▼
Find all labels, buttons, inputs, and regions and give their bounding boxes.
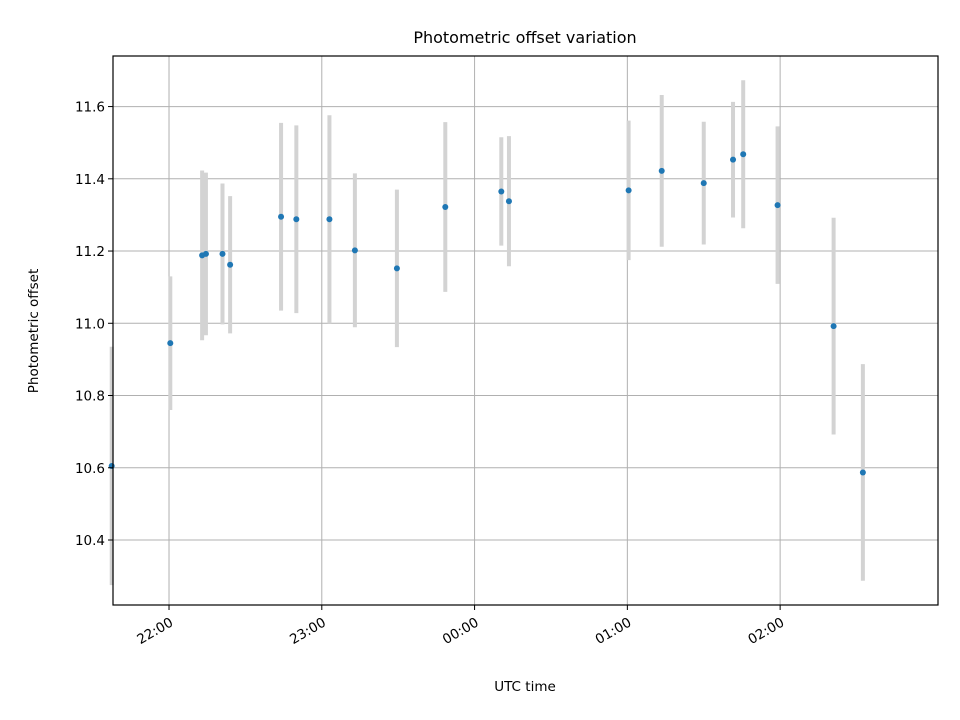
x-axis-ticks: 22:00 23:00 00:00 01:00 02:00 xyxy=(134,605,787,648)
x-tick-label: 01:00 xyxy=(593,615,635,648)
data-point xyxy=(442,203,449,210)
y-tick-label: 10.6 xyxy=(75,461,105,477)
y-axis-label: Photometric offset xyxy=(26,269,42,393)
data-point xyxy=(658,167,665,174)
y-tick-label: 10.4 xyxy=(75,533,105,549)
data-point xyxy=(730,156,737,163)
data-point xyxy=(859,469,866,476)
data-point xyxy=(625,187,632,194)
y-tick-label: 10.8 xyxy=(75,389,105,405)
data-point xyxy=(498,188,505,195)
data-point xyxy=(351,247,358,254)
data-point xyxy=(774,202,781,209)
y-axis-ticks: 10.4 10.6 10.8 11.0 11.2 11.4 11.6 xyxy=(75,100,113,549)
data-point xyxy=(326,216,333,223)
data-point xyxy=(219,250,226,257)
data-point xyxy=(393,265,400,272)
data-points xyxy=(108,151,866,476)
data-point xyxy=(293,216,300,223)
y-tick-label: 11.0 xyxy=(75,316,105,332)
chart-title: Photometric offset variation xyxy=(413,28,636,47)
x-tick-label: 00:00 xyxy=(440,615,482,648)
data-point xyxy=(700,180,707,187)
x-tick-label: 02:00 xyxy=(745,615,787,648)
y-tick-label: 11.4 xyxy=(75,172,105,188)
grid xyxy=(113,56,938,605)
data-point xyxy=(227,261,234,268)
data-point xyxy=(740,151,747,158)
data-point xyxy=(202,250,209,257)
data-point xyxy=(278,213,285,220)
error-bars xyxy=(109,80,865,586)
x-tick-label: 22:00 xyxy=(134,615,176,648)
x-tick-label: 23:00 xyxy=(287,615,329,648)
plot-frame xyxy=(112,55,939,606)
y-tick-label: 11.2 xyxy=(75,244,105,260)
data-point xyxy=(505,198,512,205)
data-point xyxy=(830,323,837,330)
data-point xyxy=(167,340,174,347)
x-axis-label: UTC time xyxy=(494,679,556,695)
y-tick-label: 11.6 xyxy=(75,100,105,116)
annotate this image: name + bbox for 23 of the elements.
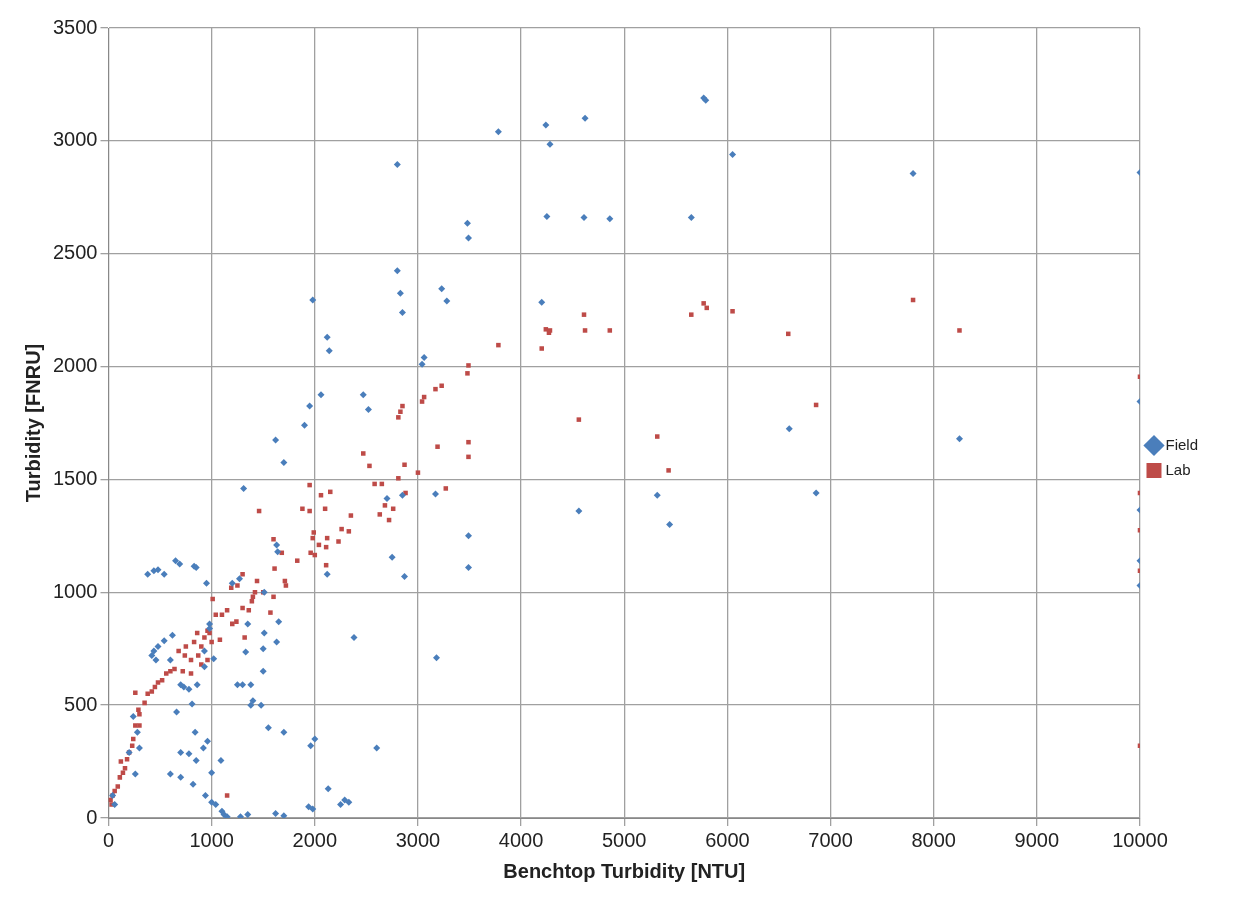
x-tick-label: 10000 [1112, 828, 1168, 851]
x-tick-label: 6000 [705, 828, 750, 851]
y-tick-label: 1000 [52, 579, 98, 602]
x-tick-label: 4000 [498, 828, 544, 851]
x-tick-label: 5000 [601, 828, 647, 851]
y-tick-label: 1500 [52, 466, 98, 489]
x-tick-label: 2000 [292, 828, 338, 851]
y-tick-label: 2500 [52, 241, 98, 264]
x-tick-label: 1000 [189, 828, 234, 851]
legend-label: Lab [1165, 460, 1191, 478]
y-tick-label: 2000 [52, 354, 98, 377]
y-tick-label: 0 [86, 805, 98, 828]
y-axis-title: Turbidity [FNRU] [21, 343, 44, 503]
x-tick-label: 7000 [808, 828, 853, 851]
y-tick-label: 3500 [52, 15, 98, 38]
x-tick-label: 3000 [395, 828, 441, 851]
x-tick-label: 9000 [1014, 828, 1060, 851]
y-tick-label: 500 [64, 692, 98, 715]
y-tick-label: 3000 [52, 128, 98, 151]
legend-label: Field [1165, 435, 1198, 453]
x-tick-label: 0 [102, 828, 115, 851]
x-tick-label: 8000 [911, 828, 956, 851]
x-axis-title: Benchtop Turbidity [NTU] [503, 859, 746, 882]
▲
◆ WHAT THE TASK REQUIRES ◆
Could you rewrite the data above, replacing every "y-tick-label" with "y-axis-tick-label" and changing nothing else, and leave out the pictures?

◆ SOLUTION FOR THIS PROBLEM ◆
Find all labels, buttons, inputs, and regions and give their bounding boxes.
x-axis-ticks: 22:00 23:00 00:00 01:00 02:00 xyxy=(134,605,787,648)
x-tick-label: 01:00 xyxy=(593,615,635,648)
data-point xyxy=(442,203,449,210)
y-axis-tick-label: 10.6 xyxy=(75,461,105,477)
y-axis-label: Photometric offset xyxy=(26,269,42,393)
data-point xyxy=(658,167,665,174)
y-axis-tick-label: 10.4 xyxy=(75,533,105,549)
data-point xyxy=(730,156,737,163)
data-point xyxy=(859,469,866,476)
data-point xyxy=(625,187,632,194)
y-axis-tick-label: 10.8 xyxy=(75,389,105,405)
data-point xyxy=(498,188,505,195)
data-point xyxy=(351,247,358,254)
data-point xyxy=(774,202,781,209)
y-axis-ticks: 10.4 10.6 10.8 11.0 11.2 11.4 11.6 xyxy=(75,100,113,549)
data-point xyxy=(326,216,333,223)
data-point xyxy=(219,250,226,257)
data-point xyxy=(393,265,400,272)
data-points xyxy=(108,151,866,476)
data-point xyxy=(293,216,300,223)
y-axis-tick-label: 11.0 xyxy=(75,316,105,332)
chart-title: Photometric offset variation xyxy=(413,28,636,47)
x-tick-label: 00:00 xyxy=(440,615,482,648)
data-point xyxy=(700,180,707,187)
x-tick-label: 02:00 xyxy=(745,615,787,648)
y-axis-tick-label: 11.4 xyxy=(75,172,105,188)
grid xyxy=(113,56,938,605)
data-point xyxy=(227,261,234,268)
data-point xyxy=(740,151,747,158)
data-point xyxy=(202,250,209,257)
data-point xyxy=(278,213,285,220)
error-bars xyxy=(109,80,865,586)
x-tick-label: 22:00 xyxy=(134,615,176,648)
x-tick-label: 23:00 xyxy=(287,615,329,648)
plot-frame xyxy=(112,55,939,606)
y-axis-tick-label: 11.2 xyxy=(75,244,105,260)
data-point xyxy=(505,198,512,205)
data-point xyxy=(830,323,837,330)
data-point xyxy=(167,340,174,347)
x-axis-label: UTC time xyxy=(494,679,556,695)
y-axis-tick-label: 11.6 xyxy=(75,100,105,116)
annotate this image: name + bbox for 23 of the elements.
x-tick-label: 10000 [1112, 828, 1168, 851]
x-tick-label: 6000 [705, 828, 750, 851]
y-axis-tick-label: 1000 [52, 579, 98, 602]
x-tick-label: 4000 [498, 828, 544, 851]
x-tick-label: 5000 [601, 828, 647, 851]
y-axis-tick-label: 1500 [52, 466, 98, 489]
x-tick-label: 2000 [292, 828, 338, 851]
y-axis-tick-label: 2500 [52, 241, 98, 264]
x-tick-label: 1000 [189, 828, 234, 851]
legend-label: Lab [1165, 460, 1191, 478]
y-axis-tick-label: 2000 [52, 354, 98, 377]
y-axis-tick-label: 0 [86, 805, 98, 828]
y-axis-title: Turbidity [FNRU] [21, 343, 44, 503]
x-tick-label: 7000 [808, 828, 853, 851]
y-axis-tick-label: 3500 [52, 15, 98, 38]
x-tick-label: 3000 [395, 828, 441, 851]
x-tick-label: 9000 [1014, 828, 1060, 851]
y-axis-tick-label: 500 [64, 692, 98, 715]
y-axis-tick-label: 3000 [52, 128, 98, 151]
legend-label: Field [1165, 435, 1198, 453]
x-tick-label: 0 [102, 828, 115, 851]
x-tick-label: 8000 [911, 828, 956, 851]
x-axis-title: Benchtop Turbidity [NTU] [503, 859, 746, 882]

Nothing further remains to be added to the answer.